» Text extract
▼

Tag Archives: Norfolk

8
Sep

Bert is Epic.

MamiyaC330-05

“Bert is Epic”

Mamiya C330f / Ilford Delta 100

Taken at Ten Mile Bank, Norfolk

20
May

Winter Birds

130516-012w

“Winter Birds”

Zorki 4 / Fuji film

A classic Norfolk skyline, far out in the fens. In this house we have discovered a love of Rilke, and this brings him to mind:

“Therefore, dear Sir, love your solitude and try to sing out with the pain it causes you. For those who are near you are far away… and this shows that the space around you is beginning to grow vast…. be happy about your growth, in which of course you can’t take anyone with you, and be gentle with those who stay behind; be confident and calm in front of them and don’t torment them with your doubts and don’t frighten them with your faith or joy, which they wouldn’t be able to comprehend. Seek out some simple and true feeling of what you have in common with them, which doesn’t necessarily have to alter when you yourself change again and again; when you see them, love life in a form that is not your own and be indulgent toward those who are growing old, who are afraid of the aloneness that you trust…. and don’t expect any understanding; but believe in a love that is being stored up for you like an inheritance, and have faith that in this love there is a strength and a blessing so large that you can travel as far as you wish without having to step outside it.”

20
Dec

Drawing Time

1212-35RC-04

“Drawing Time”

Olympus 35RC / Ilford HP5+

Here is Ted, looking very smart in the tank top that his grandma knitted for him.

15
Dec

Reverie

“Reverie”

Olympus 35RC / Ilford HP5+

Our Internet has stopped working this week: indeed, it will be next week before the phone company can fix it, and that, as you might imagine, for somebody whose work is dependent on having web access, is nothing short of a nightmare. We have some access via a wireless hotspot in the village, but it is slow and inconsistent. I am trying to get some film finished up. I am out today with a Kodak Colorsnap 35 (incongruously loaded with black and white) and when I get that used up I shall move onto the Halina. When I’m done with that (before Christmas) I shall load up my Canon IIB, which I bought from Moscow a while back. It is an unbelievably beautiful camera and in almost new condition. I am really looking forward to using it over Christmas.

13
Dec

Ted

“Ted”

Olympus 35RC / Ilford HP5+

I mentioned this scenario just the other day on here, this is a fairly old photo now, taken on an Olympus rangefinder which I’ve had film in for several months. Some of the frames have deteriorated (but they are even so, entirely valid) and some bring a smile because they are forgotten times. This is one such, with Ted looking a little sceptical. He is probably wondering where his breakfast might be.

The Anchor Brewery

“The Anchor Brewery”

Viewed from St. Benedict’s in Norwich
Kodak Duex / Fuji Pro

This shot was mostly an experiment taken with the 1940 Kodak Duex, I was keen to see what it would do with some high-saturation colour film in it. I have discovered that it only really likes somewhat distant subjects (over 8 feet) and good light.

▲

» Supplied data
▼

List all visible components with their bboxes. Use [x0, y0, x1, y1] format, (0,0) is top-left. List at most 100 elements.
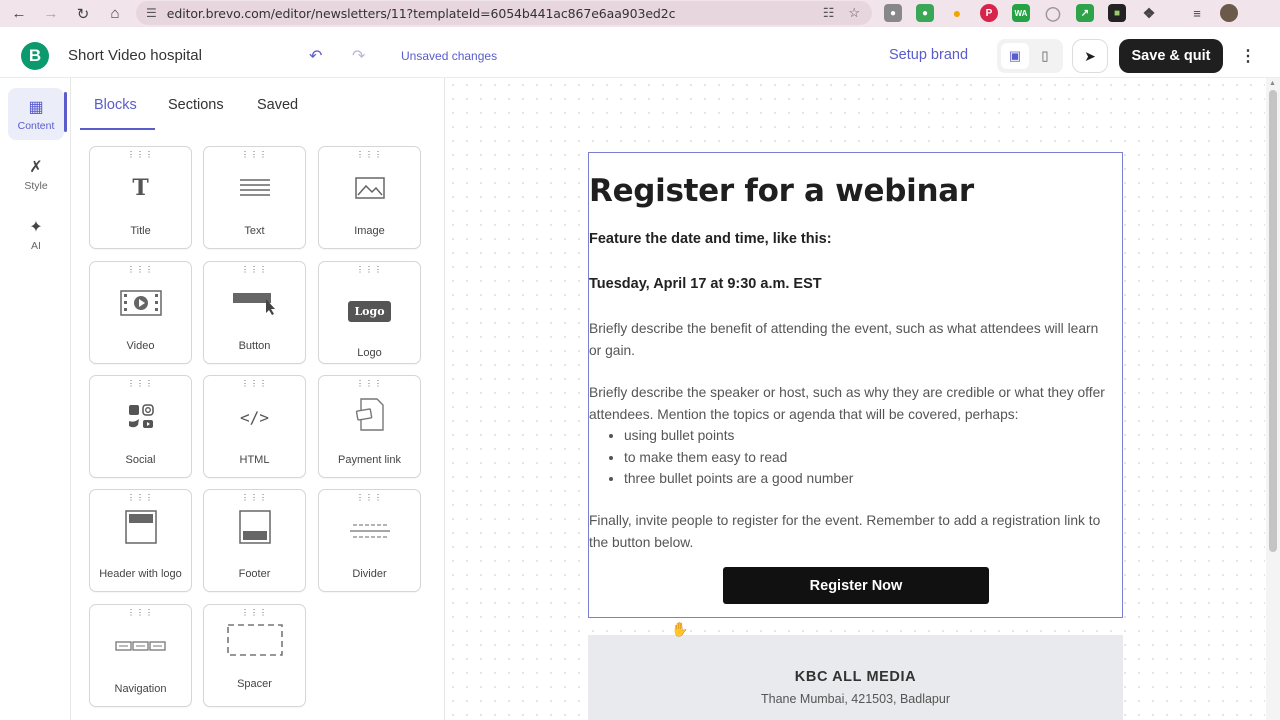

▲

» Task brief
Please answer from the Norfolk photo blog above:
1. Which camera and film are listed for "Bert is Epic"?
2. Who knitted the tank top Ted wears in "Drawing Time"?
3. What conditions does the 1940 Kodak Duex prefer?

» Exercise response
1. A Mamiya C330f with Ilford Delta 100.
2. His grandma.
3. Somewhat distant subjects (over 8 feet) and good light.